## [Work to do]
Nothing in the data should change when you return it, but leave the pictures out.

## [Material provided]
----------------------------------------
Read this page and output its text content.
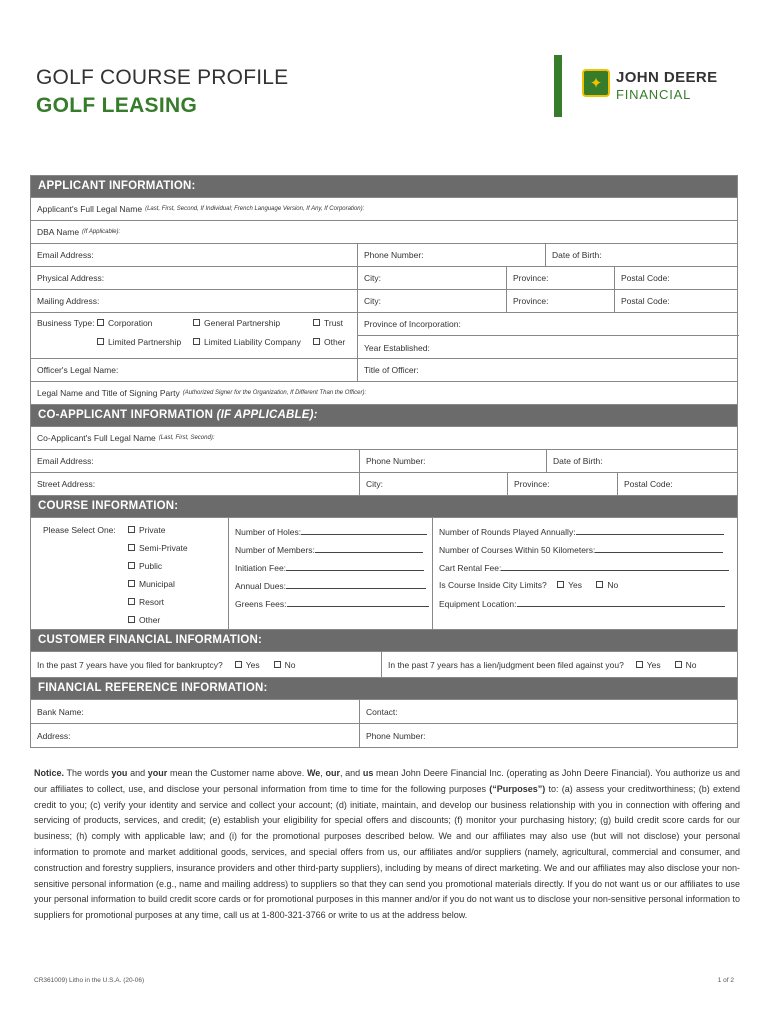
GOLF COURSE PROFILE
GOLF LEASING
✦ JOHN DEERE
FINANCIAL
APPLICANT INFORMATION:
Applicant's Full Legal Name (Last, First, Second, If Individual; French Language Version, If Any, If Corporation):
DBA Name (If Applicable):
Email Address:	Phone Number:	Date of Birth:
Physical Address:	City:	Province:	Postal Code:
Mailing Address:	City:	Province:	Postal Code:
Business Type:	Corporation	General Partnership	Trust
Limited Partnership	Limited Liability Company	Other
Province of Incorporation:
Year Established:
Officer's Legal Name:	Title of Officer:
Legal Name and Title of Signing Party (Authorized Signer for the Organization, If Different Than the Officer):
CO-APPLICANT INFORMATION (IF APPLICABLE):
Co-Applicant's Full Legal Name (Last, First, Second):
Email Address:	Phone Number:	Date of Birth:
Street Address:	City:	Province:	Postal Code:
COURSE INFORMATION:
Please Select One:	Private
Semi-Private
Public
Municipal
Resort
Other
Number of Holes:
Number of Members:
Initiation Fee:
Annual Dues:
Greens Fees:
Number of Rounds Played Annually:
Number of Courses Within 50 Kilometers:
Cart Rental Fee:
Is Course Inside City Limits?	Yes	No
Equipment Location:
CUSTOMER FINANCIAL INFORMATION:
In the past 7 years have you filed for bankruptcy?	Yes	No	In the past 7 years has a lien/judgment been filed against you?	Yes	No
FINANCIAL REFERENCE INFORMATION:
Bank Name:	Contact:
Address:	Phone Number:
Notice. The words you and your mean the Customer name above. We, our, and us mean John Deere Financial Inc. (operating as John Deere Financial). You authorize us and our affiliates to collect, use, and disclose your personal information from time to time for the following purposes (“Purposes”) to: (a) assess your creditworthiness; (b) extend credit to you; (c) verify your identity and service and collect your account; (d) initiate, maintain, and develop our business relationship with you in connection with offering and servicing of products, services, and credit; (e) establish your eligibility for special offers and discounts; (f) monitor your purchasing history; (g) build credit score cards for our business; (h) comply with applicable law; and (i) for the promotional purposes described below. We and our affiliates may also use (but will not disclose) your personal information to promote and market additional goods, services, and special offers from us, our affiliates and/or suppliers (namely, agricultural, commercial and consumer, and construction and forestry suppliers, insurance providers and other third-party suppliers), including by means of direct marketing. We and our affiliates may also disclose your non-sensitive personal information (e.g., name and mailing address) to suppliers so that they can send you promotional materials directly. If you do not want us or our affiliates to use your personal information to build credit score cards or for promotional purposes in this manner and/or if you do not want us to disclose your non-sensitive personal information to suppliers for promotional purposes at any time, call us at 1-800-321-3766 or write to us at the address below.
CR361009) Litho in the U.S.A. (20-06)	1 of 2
----------------------------------------
## [Task output]
Read this page and output its text content.
GOLF COURSE PROFILE
GOLF LEASING
✦ JOHN DEERE
FINANCIAL
APPLICANT INFORMATION:
Applicant's Full Legal Name (Last, First, Second, If Individual; French Language Version, If Any, If Corporation):
DBA Name (If Applicable):
Email Address:	Phone Number:	Date of Birth:
Physical Address:	City:	Province:	Postal Code:
Mailing Address:	City:	Province:	Postal Code:
Business Type:	Corporation	General Partnership	Trust
Limited Partnership	Limited Liability Company	Other
Province of Incorporation:
Year Established:
Officer's Legal Name:	Title of Officer:
Legal Name and Title of Signing Party (Authorized Signer for the Organization, If Different Than the Officer):
CO-APPLICANT INFORMATION (IF APPLICABLE):
Co-Applicant's Full Legal Name (Last, First, Second):
Email Address:	Phone Number:	Date of Birth:
Street Address:	City:	Province:	Postal Code:
COURSE INFORMATION:
Please Select One:	Private
Semi-Private
Public
Municipal
Resort
Other
Number of Holes:
Number of Members:
Initiation Fee:
Annual Dues:
Greens Fees:
Number of Rounds Played Annually:
Number of Courses Within 50 Kilometers:
Cart Rental Fee:
Is Course Inside City Limits?	Yes	No
Equipment Location:
CUSTOMER FINANCIAL INFORMATION:
In the past 7 years have you filed for bankruptcy?	Yes	No	In the past 7 years has a lien/judgment been filed against you?	Yes	No
FINANCIAL REFERENCE INFORMATION:
Bank Name:	Contact:
Address:	Phone Number:
Notice. The words you and your mean the Customer name above. We, our, and us mean John Deere Financial Inc. (operating as John Deere Financial). You authorize us and our affiliates to collect, use, and disclose your personal information from time to time for the following purposes (“Purposes”) to: (a) assess your creditworthiness; (b) extend credit to you; (c) verify your identity and service and collect your account; (d) initiate, maintain, and develop our business relationship with you in connection with offering and servicing of products, services, and credit; (e) establish your eligibility for special offers and discounts; (f) monitor your purchasing history; (g) build credit score cards for our business; (h) comply with applicable law; and (i) for the promotional purposes described below. We and our affiliates may also use (but will not disclose) your personal information to promote and market additional goods, services, and special offers from us, our affiliates and/or suppliers (namely, agricultural, commercial and consumer, and construction and forestry suppliers, insurance providers and other third-party suppliers), including by means of direct marketing. We and our affiliates may also disclose your non-sensitive personal information (e.g., name and mailing address) to suppliers so that they can send you promotional materials directly. If you do not want us or our affiliates to use your personal information to build credit score cards or for promotional purposes in this manner and/or if you do not want us to disclose your non-sensitive personal information to suppliers for promotional purposes at any time, call us at 1-800-321-3766 or write to us at the address below.
CR361009) Litho in the U.S.A. (20-06)	1 of 2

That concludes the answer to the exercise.